---------- SOURCE EXCERPT ----------

August 24, 2010

Searching for Red Crack

Cat in a basket next to a bowl of peppers and tomatoes.

Several years ago Eddie Alterman wrote about the religious experience he had with the salsa at Mercado Juarez in Dallas. He said, "The salsa flipped the central-nervous-system switch for all five senses. It was meaty, steamy, creamy, hot, and rich, and it was clear that the blood of a young goat was somehow involved. We ate fast, six bowls of it: not talking, just eating. When we were full and done with our main meals, we asked for two more baskets of chips and more salsa. The default setting of my brain is now set to this sweet, sweet sauce. Salsa is almost too soft a word. It needs to be called something more sinister, like blood dip or red crack". (Automobile Magazine, October 2002) . We had eaten at Mercado Juarez a couple of times before and didn't remember the salsa at all, but everyone in our picante-loving family decided it was time for a road trip. Wasting no time, we piled into our trusty minivan, motored 17 hours down to Dallas, and high-tailed it over to the Mercado's Northwest Highway location to sample the goods.

And the salsa was indeed delicious! A cooked sauce, it's served warm at the table, and we ate one round to enjoy it and one round to see if we could determine what was in it. That's when we began our Red Crack Project. We asked ourselves, can we create such a salsa in our own Fort Wayne kitchen?


After researching both online and in my vast collection of cookbooks I learned that salsa recipes are like chili recipes - there are different varieties, different schools of thought, that give a salsa its particular structure - and so I narrowed things down for sanity's sake by making a secondary mission to use as much home produce as possible in my tests. Alert readers will already know that we had an abundance of tomatoes and jalapenos this summer, so those ingredients dictated the recipes I chose. The first two recipes I decided to use came from the internet. I can't really credit the first one because it was reproduced on so many websites, and it seemed to be connected to a subscriber-only video tutorial, but Salsa de Molcajete had the bare bones ingredients I was looking for and included an iron skillet, which sounded cool, so I printed it out to use for Batch #1.

The second hot sauce recipe came from and is called Margaret's Picante Sauce. (Coincidentally, another Margaret is famously connected with salsas; artist Margaret Pace Willson, co-creator of Pace Picante Sauce. This is not Margaret Willson's recipe. Darn!) For the sake of the taste testing, and since I modified it a bit, I renamed it Salsa Margarita. The original recipe makes 17 pints. I cut it down to make a much smaller batch and even then it made more than you need for one testing. I chose this recipe because it was a cooked sauce and had several spices added that I felt would get me started in learning what flavors a top-notch salsa should or shouldn't have.

Finally I chose Homemade Picante from The Texas Experience, my cookbook from the Richardson (Texas) Woman's Club originally published in 1982. I figured those gals down there in North Dallas knew their salsas as well as anyone, and this recipe (yield: 15 pints) was a completely different type of cooked sauce than Margaret's, so would stand as a nice comparison.

----------

# [INSTRUCTION A]
In the salsa post, how many hours did the family drive to get to Dallas?
The entries that come next have no connection to the salsa post.

---------- GIVEN INFORMATION ----------

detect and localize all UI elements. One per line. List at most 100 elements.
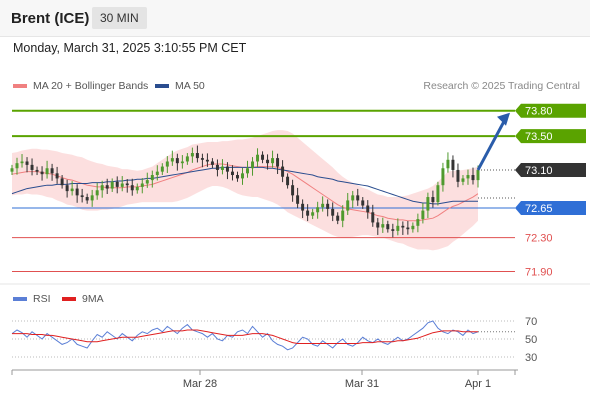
candle-body	[80, 195, 84, 198]
candle	[175, 153, 179, 171]
candle-body	[180, 161, 184, 164]
candle-body	[386, 224, 390, 230]
candle	[411, 222, 415, 233]
candle	[306, 204, 310, 222]
candle	[361, 197, 365, 209]
rsi-series-9MA	[12, 329, 478, 344]
candle-body	[431, 197, 435, 203]
candle-body	[406, 227, 410, 230]
candle	[451, 155, 455, 178]
level-label-71.90: 71.90	[525, 267, 553, 279]
candle-body	[140, 183, 144, 187]
candle-body	[256, 154, 260, 162]
candle-body	[376, 222, 380, 228]
candle-body	[276, 158, 280, 167]
candle	[346, 192, 350, 215]
rsi-tick-label: 50	[525, 334, 537, 346]
candle-body	[165, 161, 169, 167]
candle-body	[336, 215, 340, 221]
candle-body	[361, 200, 365, 206]
x-tick-label: Apr 1	[465, 378, 491, 390]
candle	[456, 163, 460, 188]
candle	[266, 154, 270, 170]
candle-body	[436, 185, 440, 203]
candle	[75, 184, 79, 203]
candle-body	[331, 208, 335, 216]
candle-body	[110, 181, 114, 189]
candle	[276, 153, 280, 175]
candle-body	[195, 153, 199, 159]
candle	[110, 178, 114, 192]
candle	[331, 202, 335, 222]
candle-body	[155, 171, 159, 176]
candle	[426, 192, 430, 219]
candle-body	[446, 159, 450, 169]
candle-body	[90, 195, 94, 201]
candle	[215, 159, 219, 177]
candle-body	[411, 225, 415, 230]
timeframe-badge[interactable]: 30 MIN	[92, 7, 147, 29]
candle-body	[281, 166, 285, 177]
candle	[326, 199, 330, 217]
candle-body	[205, 159, 209, 162]
candle-body	[30, 164, 34, 170]
candle	[210, 158, 214, 169]
candle-body	[341, 210, 345, 221]
candle-body	[45, 168, 49, 175]
candle-body	[85, 197, 89, 201]
candle	[406, 221, 410, 235]
candle-body	[271, 158, 275, 164]
candle-body	[145, 180, 149, 184]
candle-body	[261, 154, 265, 160]
candle	[356, 188, 360, 206]
header-bar: Brent (ICE) 30 MIN	[0, 0, 590, 37]
candle-body	[421, 210, 425, 220]
candle-body	[266, 159, 270, 164]
candle-body	[105, 185, 109, 189]
candle	[316, 201, 320, 219]
candle	[35, 166, 39, 176]
candle-body	[401, 225, 405, 228]
candle-body	[135, 186, 139, 191]
candle	[55, 166, 59, 184]
candle-body	[326, 203, 330, 209]
candle	[130, 178, 134, 196]
candle-body	[456, 169, 460, 182]
candle	[281, 160, 285, 183]
candle	[235, 171, 239, 182]
current-price-badge: 73.10	[515, 162, 586, 177]
rsi-series-RSI	[11, 320, 479, 351]
level-badge-bg	[515, 201, 586, 216]
candle-body	[125, 183, 129, 186]
candle	[195, 145, 199, 163]
candle-body	[246, 168, 249, 174]
candle-body	[241, 173, 244, 179]
projection-arrow-head	[497, 112, 510, 126]
candle	[120, 176, 124, 192]
candle-body	[160, 166, 164, 172]
candle-body	[25, 161, 29, 165]
datetime-label: Monday, March 31, 2025 3:10:55 PM CET	[13, 41, 247, 55]
candle-body	[55, 173, 59, 179]
current-price-badge-bg	[515, 162, 586, 177]
candle	[366, 200, 370, 219]
candle	[371, 204, 375, 227]
candle-body	[381, 224, 385, 228]
candle	[311, 208, 315, 220]
candle-body	[35, 169, 39, 172]
candle-body	[75, 188, 79, 196]
candle	[95, 182, 99, 200]
candle	[65, 179, 69, 198]
candle	[461, 175, 465, 186]
candle	[70, 181, 74, 196]
candle-body	[40, 171, 44, 175]
legend-9ma-label: 9MA	[82, 293, 104, 305]
level-badge-73.50: 73.50	[515, 129, 586, 144]
candle	[100, 180, 104, 198]
candle-body	[150, 175, 154, 181]
candle	[205, 153, 209, 167]
candle-body	[306, 210, 310, 216]
research-credit: Research © 2025 Trading Central	[423, 80, 580, 92]
candle	[376, 218, 380, 235]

----------

# [INSTRUCTION B]
In the entries, print the lines from the one with "195, 84, 198]" up to and including the one with "166, 285, 177]".

# [FULL OUTPUT A]
17 hours.

# [FULL OUTPUT B]
candle-body	[80, 195, 84, 198]
candle	[175, 153, 179, 171]
candle-body	[180, 161, 184, 164]
candle-body	[386, 224, 390, 230]
candle	[411, 222, 415, 233]
candle	[306, 204, 310, 222]
candle	[361, 197, 365, 209]
rsi-series-9MA	[12, 329, 478, 344]
candle-body	[431, 197, 435, 203]
candle-body	[406, 227, 410, 230]
candle	[451, 155, 455, 178]
level-label-71.90: 71.90	[525, 267, 553, 279]
candle-body	[140, 183, 144, 187]
candle-body	[256, 154, 260, 162]
candle-body	[376, 222, 380, 228]
candle-body	[276, 158, 280, 167]
candle	[346, 192, 350, 215]
rsi-tick-label: 50	[525, 334, 537, 346]
candle-body	[165, 161, 169, 167]
candle-body	[336, 215, 340, 221]
candle-body	[361, 200, 365, 206]
x-tick-label: Apr 1	[465, 378, 491, 390]
candle	[456, 163, 460, 188]
candle	[266, 154, 270, 170]
candle-body	[436, 185, 440, 203]
candle	[75, 184, 79, 203]
candle-body	[331, 208, 335, 216]
candle-body	[110, 181, 114, 189]
candle	[276, 153, 280, 175]
candle-body	[195, 153, 199, 159]
candle	[110, 178, 114, 192]
candle	[331, 202, 335, 222]
candle-body	[155, 171, 159, 176]
candle	[426, 192, 430, 219]
candle-body	[446, 159, 450, 169]
candle-body	[90, 195, 94, 201]
candle	[215, 159, 219, 177]
candle-body	[411, 225, 415, 230]
timeframe-badge[interactable]: 30 MIN	[92, 7, 147, 29]
candle-body	[281, 166, 285, 177]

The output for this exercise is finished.